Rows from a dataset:
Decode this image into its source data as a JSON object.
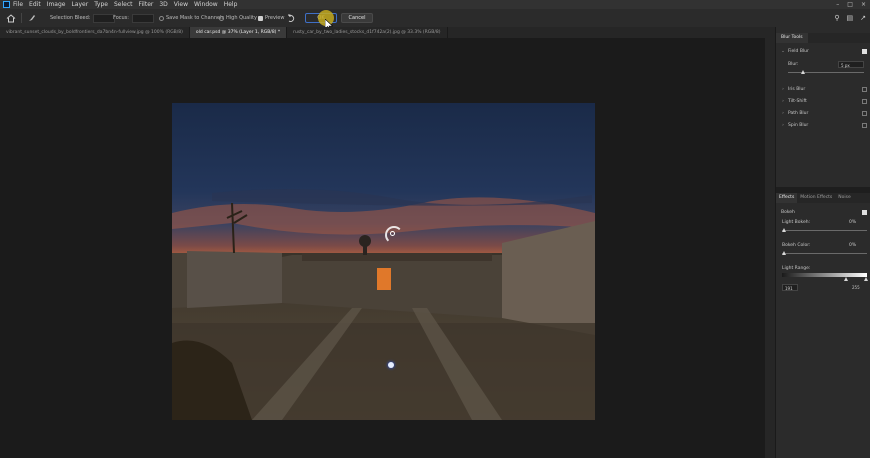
{
  "menubar": {
    "items": [
      "File",
      "Edit",
      "Image",
      "Layer",
      "Type",
      "Select",
      "Filter",
      "3D",
      "View",
      "Window",
      "Help"
    ]
  },
  "options": {
    "selection_bleed_label": "Selection Bleed:",
    "focus_label": "Focus:",
    "save_mask_label": "Save Mask to Channels",
    "high_quality_label": "High Quality",
    "preview_label": "Preview",
    "ok_label": "OK",
    "cancel_label": "Cancel"
  },
  "tabs": [
    {
      "label": "vibrant_sunset_clouds_by_boldfrontiers_da7bn4n-fullview.jpg @ 100% (RGB/8)",
      "active": false
    },
    {
      "label": "old car.psd @ 37% (Layer 1, RGB/8) *",
      "active": true
    },
    {
      "label": "rusty_car_by_two_ladies_stocks_d1f742a(2).jpg @ 33.3% (RGB/8)",
      "active": false
    }
  ],
  "panel": {
    "title": "Blur Tools",
    "field_blur_label": "Field Blur",
    "blur_label": "Blur:",
    "blur_value": "5 px",
    "iris_blur_label": "Iris Blur",
    "tilt_shift_label": "Tilt-Shift",
    "path_blur_label": "Path Blur",
    "spin_blur_label": "Spin Blur",
    "effects_tabs": [
      "Effects",
      "Motion Effects",
      "Noise"
    ],
    "bokeh_label": "Bokeh",
    "light_bokeh_label": "Light Bokeh:",
    "light_bokeh_value": "0%",
    "bokeh_color_label": "Bokeh Color:",
    "bokeh_color_value": "0%",
    "light_range_label": "Light Range:",
    "light_range_min": "191",
    "light_range_max": "255"
  }
}
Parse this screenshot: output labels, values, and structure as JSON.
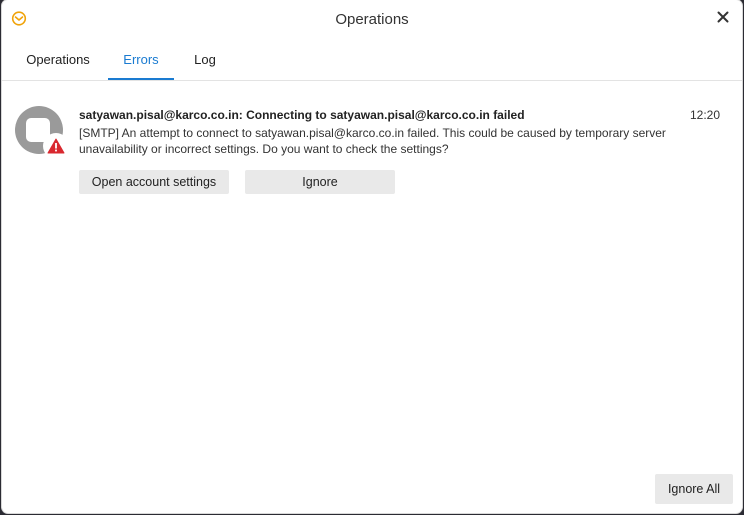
{
  "window": {
    "title": "Operations"
  },
  "tabs": [
    {
      "label": "Operations",
      "active": false
    },
    {
      "label": "Errors",
      "active": true
    },
    {
      "label": "Log",
      "active": false
    }
  ],
  "error": {
    "title": "satyawan.pisal@karco.co.in: Connecting to satyawan.pisal@karco.co.in failed",
    "time": "12:20",
    "message": "[SMTP] An attempt to connect to satyawan.pisal@karco.co.in failed. This could be caused by temporary server unavailability or incorrect settings. Do you want to check the settings?",
    "actions": {
      "open_settings": "Open account settings",
      "ignore": "Ignore"
    }
  },
  "footer": {
    "ignore_all": "Ignore All"
  },
  "colors": {
    "accent": "#1a7bd1",
    "warning": "#d9282f",
    "app_icon": "#f0a30a"
  },
  "icons": {
    "app": "em-client-logo-icon",
    "close": "close-icon",
    "avatar": "account-avatar-icon",
    "warning": "warning-triangle-icon"
  }
}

# Given request
Write out again every line above exactly as given; the pictures do not belong in the copy.

# Full response
Decode this image into its source data as a JSON object.
{
  "menubar": {
    "items": [
      "File",
      "Edit",
      "Image",
      "Layer",
      "Type",
      "Select",
      "Filter",
      "3D",
      "View",
      "Window",
      "Help"
    ]
  },
  "options": {
    "selection_bleed_label": "Selection Bleed:",
    "focus_label": "Focus:",
    "save_mask_label": "Save Mask to Channels",
    "high_quality_label": "High Quality",
    "preview_label": "Preview",
    "ok_label": "OK",
    "cancel_label": "Cancel"
  },
  "tabs": [
    {
      "label": "vibrant_sunset_clouds_by_boldfrontiers_da7bn4n-fullview.jpg @ 100% (RGB/8)",
      "active": false
    },
    {
      "label": "old car.psd @ 37% (Layer 1, RGB/8) *",
      "active": true
    },
    {
      "label": "rusty_car_by_two_ladies_stocks_d1f742a(2).jpg @ 33.3% (RGB/8)",
      "active": false
    }
  ],
  "panel": {
    "title": "Blur Tools",
    "field_blur_label": "Field Blur",
    "blur_label": "Blur:",
    "blur_value": "5 px",
    "iris_blur_label": "Iris Blur",
    "tilt_shift_label": "Tilt-Shift",
    "path_blur_label": "Path Blur",
    "spin_blur_label": "Spin Blur",
    "effects_tabs": [
      "Effects",
      "Motion Effects",
      "Noise"
    ],
    "bokeh_label": "Bokeh",
    "light_bokeh_label": "Light Bokeh:",
    "light_bokeh_value": "0%",
    "bokeh_color_label": "Bokeh Color:",
    "bokeh_color_value": "0%",
    "light_range_label": "Light Range:",
    "light_range_min": "191",
    "light_range_max": "255"
  }
}
Parse this screenshot: output labels, values, and structure as JSON.
{
  "window": {
    "title": "Operations"
  },
  "tabs": [
    {
      "label": "Operations",
      "active": false
    },
    {
      "label": "Errors",
      "active": true
    },
    {
      "label": "Log",
      "active": false
    }
  ],
  "error": {
    "title": "satyawan.pisal@karco.co.in: Connecting to satyawan.pisal@karco.co.in failed",
    "time": "12:20",
    "message": "[SMTP] An attempt to connect to satyawan.pisal@karco.co.in failed. This could be caused by temporary server unavailability or incorrect settings. Do you want to check the settings?",
    "actions": {
      "open_settings": "Open account settings",
      "ignore": "Ignore"
    }
  },
  "footer": {
    "ignore_all": "Ignore All"
  },
  "colors": {
    "accent": "#1a7bd1",
    "warning": "#d9282f",
    "app_icon": "#f0a30a"
  },
  "icons": {
    "app": "em-client-logo-icon",
    "close": "close-icon",
    "avatar": "account-avatar-icon",
    "warning": "warning-triangle-icon"
  }
}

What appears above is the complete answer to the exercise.